* [MATERIAL PROVIDED]
########################################

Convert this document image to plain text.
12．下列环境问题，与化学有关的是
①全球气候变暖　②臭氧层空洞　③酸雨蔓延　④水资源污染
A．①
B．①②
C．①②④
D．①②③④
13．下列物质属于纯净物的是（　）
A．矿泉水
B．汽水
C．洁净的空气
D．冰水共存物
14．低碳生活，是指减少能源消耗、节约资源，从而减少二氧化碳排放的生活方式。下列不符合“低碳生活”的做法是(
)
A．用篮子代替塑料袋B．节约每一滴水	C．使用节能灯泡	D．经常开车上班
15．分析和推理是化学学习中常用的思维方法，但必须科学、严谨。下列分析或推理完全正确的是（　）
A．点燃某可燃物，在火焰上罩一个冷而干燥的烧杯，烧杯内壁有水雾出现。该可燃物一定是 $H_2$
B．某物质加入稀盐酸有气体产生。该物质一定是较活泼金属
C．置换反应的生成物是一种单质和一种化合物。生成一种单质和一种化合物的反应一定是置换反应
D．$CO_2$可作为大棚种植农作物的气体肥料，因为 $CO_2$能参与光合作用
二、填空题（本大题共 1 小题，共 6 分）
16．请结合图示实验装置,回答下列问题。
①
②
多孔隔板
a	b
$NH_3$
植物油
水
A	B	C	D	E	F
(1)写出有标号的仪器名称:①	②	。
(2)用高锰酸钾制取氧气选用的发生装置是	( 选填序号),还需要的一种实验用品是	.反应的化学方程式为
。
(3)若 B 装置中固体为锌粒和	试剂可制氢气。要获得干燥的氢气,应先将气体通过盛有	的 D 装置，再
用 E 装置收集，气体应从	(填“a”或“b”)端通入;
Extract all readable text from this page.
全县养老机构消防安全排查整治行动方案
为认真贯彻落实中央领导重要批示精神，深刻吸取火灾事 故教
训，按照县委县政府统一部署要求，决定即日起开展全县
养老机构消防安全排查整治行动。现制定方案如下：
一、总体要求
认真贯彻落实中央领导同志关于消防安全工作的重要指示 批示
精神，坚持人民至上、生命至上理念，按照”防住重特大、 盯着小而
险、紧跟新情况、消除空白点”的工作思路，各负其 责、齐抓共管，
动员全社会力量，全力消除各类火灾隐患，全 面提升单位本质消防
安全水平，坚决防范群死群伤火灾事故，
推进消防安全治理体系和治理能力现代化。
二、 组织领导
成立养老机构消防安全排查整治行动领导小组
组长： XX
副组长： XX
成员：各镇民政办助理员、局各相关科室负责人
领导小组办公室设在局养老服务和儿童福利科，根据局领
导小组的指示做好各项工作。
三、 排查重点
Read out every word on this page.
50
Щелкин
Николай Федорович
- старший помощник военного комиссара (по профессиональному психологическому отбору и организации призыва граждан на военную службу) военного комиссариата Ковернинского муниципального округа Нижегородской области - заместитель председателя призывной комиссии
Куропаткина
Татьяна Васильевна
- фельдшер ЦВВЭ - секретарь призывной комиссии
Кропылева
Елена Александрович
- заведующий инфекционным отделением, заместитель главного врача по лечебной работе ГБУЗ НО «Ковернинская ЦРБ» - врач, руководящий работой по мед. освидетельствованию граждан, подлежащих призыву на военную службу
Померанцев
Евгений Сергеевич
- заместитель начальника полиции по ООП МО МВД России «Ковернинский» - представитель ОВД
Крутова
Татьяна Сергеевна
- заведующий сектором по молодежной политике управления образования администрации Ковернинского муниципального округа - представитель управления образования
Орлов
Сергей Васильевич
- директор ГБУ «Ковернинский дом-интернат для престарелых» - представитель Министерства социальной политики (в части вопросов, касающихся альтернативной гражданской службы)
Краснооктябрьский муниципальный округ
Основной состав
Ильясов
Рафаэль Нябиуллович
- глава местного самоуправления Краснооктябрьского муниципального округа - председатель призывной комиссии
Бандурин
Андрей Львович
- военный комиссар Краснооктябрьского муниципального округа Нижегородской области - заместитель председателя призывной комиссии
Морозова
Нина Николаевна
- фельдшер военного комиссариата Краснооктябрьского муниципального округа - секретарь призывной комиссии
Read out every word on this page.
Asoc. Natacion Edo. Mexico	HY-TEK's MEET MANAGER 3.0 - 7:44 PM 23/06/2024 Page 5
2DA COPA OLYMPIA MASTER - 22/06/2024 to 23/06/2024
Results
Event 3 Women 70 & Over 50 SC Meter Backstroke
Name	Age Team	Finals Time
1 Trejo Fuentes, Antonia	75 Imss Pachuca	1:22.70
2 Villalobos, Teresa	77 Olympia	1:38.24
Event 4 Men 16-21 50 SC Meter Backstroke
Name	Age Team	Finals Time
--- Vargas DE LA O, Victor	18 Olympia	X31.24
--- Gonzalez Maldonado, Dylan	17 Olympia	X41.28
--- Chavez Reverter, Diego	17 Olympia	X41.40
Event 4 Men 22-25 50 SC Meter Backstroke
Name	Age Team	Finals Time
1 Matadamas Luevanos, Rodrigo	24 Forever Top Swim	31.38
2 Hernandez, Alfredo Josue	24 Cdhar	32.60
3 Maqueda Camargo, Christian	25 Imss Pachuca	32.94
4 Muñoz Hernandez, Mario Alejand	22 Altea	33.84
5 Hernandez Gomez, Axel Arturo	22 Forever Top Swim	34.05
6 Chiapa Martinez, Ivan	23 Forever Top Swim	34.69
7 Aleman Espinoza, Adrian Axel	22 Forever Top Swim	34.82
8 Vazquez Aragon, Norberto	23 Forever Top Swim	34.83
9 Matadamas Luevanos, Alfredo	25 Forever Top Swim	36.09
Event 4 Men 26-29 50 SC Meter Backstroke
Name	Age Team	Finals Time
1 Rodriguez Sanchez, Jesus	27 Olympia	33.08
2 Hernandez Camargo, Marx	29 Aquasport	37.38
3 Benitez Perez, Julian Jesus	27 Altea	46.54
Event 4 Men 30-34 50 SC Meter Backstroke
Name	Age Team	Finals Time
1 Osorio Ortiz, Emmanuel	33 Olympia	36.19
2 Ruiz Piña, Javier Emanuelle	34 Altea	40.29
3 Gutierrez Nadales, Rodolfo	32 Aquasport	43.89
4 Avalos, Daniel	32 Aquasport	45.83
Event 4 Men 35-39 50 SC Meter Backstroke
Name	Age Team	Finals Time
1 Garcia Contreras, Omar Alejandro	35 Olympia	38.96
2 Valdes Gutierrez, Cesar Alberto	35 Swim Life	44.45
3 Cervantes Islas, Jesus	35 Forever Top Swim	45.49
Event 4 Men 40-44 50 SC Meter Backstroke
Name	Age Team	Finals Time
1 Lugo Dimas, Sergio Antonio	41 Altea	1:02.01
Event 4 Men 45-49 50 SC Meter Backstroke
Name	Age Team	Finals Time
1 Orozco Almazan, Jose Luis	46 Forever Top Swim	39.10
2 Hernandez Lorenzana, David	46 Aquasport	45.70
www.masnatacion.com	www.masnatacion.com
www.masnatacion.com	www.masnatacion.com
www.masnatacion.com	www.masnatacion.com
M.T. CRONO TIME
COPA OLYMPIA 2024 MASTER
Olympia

########################################

Go through the preceding material and copy each line that has the word "Нижегородской".

* [OUTPUT]
- старший помощник военного комиссара (по профессиональному психологическому отбору и организации призыва граждан на военную службу) военного комиссариата Ковернинского муниципального округа Нижегородской области - заместитель председателя призывной комиссии
- военный комиссар Краснооктябрьского муниципального округа Нижегородской области - заместитель председателя призывной комиссии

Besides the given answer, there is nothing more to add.